# Short task:
Go through the lines below and copy each one that holds the string "enrollment".

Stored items
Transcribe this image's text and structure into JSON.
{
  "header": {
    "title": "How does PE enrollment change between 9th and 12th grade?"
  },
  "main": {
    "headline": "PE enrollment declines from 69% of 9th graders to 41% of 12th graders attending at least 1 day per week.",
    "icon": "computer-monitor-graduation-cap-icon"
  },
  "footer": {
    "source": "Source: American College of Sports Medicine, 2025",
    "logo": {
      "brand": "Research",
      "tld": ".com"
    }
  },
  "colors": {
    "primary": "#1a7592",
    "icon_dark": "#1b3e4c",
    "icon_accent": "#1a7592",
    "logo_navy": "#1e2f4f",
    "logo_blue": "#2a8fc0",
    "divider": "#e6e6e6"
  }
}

# Result of this task:
    "title": "How does PE enrollment change between 9th and 12th grade?"
    "headline": "PE enrollment declines from 69% of 9th graders to 41% of 12th graders attending at least 1 day per week.",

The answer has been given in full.